§ To be done
Count every line that has the word "Pessoas" in it; give no more than the number.

§ Material provided
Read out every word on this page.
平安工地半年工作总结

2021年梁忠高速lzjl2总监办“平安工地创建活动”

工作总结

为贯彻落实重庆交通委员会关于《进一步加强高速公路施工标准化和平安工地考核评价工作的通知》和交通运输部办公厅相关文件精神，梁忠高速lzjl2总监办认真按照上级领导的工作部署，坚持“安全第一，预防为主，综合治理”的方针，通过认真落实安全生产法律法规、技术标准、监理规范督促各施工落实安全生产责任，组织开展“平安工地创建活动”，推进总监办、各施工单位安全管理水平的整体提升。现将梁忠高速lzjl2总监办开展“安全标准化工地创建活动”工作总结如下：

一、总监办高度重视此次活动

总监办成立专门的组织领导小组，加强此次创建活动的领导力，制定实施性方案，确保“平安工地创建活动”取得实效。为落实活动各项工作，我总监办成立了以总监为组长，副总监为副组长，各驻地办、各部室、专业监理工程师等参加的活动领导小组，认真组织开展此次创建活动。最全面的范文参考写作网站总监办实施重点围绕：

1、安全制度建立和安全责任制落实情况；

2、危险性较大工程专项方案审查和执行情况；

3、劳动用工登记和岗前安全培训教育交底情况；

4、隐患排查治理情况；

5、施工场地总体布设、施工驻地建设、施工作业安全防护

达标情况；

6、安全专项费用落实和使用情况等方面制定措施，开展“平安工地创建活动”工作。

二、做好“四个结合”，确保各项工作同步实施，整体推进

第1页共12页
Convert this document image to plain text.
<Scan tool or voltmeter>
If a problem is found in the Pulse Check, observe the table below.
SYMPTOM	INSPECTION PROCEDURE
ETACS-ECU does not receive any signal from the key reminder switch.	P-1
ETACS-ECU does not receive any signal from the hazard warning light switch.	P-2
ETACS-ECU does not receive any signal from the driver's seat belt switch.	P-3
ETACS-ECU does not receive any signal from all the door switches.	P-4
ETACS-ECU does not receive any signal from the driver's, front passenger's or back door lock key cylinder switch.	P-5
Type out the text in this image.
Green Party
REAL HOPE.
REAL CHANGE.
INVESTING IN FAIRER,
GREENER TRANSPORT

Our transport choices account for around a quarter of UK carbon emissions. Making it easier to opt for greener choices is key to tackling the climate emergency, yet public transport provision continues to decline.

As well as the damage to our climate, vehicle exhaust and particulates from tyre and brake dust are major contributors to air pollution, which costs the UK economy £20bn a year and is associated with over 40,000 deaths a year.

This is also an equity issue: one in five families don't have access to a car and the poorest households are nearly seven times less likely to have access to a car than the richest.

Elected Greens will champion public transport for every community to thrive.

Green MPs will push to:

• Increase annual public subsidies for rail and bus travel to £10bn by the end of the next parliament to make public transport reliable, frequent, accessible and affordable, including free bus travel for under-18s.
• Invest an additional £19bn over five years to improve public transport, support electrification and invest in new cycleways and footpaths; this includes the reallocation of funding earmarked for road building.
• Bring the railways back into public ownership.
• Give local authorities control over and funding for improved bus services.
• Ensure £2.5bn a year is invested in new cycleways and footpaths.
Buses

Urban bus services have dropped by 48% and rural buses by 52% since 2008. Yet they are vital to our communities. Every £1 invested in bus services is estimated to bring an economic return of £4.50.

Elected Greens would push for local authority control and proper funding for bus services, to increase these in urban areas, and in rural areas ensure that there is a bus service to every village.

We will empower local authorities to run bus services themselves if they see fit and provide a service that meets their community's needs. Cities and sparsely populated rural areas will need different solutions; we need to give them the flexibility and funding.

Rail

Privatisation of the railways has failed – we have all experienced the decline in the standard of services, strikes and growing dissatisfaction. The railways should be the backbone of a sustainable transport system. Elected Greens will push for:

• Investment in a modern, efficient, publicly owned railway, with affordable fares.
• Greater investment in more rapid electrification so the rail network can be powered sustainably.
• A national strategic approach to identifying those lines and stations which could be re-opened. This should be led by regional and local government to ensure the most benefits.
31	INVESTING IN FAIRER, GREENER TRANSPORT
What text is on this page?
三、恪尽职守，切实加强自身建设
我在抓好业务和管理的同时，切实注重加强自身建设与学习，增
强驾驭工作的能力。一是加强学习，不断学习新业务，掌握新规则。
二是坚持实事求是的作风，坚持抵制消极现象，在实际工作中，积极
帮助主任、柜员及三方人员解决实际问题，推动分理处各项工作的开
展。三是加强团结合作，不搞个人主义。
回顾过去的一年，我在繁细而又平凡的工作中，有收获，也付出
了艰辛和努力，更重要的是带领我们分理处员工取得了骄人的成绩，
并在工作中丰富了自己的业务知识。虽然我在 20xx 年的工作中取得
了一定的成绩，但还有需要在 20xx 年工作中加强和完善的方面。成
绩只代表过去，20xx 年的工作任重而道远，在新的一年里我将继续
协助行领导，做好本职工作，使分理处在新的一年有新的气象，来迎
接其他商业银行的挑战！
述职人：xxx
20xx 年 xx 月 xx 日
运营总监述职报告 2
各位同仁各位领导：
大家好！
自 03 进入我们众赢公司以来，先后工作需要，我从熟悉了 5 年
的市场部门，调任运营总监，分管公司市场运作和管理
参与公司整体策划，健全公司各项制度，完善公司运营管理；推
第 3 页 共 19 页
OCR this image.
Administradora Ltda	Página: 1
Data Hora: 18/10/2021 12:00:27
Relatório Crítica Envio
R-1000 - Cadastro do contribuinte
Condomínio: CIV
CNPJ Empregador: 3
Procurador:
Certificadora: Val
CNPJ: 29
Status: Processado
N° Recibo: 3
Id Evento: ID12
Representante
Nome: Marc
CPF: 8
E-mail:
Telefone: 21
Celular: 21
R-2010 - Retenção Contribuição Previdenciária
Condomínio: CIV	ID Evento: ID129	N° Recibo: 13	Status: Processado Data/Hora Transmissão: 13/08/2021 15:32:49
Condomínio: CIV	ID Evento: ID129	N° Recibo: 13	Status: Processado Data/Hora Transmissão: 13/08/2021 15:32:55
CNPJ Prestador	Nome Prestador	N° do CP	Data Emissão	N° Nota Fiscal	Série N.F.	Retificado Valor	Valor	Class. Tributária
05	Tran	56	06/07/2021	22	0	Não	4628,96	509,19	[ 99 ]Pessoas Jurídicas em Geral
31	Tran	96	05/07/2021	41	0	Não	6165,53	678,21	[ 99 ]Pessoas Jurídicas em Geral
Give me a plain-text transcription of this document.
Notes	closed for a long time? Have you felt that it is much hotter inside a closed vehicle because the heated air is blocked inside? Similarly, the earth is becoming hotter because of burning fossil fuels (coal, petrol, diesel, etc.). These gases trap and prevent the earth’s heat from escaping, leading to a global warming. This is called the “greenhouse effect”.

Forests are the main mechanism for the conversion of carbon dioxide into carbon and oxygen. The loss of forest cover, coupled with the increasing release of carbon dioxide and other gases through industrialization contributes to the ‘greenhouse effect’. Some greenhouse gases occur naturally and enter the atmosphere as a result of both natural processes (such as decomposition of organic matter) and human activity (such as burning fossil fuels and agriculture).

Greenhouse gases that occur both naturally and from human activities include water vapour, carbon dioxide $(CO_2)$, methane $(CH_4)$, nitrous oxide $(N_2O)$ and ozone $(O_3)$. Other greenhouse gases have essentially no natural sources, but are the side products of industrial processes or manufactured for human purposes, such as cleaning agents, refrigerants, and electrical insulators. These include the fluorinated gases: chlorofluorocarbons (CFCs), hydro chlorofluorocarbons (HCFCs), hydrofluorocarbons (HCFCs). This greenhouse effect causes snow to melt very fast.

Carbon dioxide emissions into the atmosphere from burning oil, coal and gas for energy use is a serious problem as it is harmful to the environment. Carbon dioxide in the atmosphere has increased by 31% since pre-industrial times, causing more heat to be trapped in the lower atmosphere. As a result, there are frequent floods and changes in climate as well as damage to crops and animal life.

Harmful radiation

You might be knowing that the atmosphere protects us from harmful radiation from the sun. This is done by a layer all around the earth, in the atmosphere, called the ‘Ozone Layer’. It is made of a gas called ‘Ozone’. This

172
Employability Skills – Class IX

§ Answer to the task
2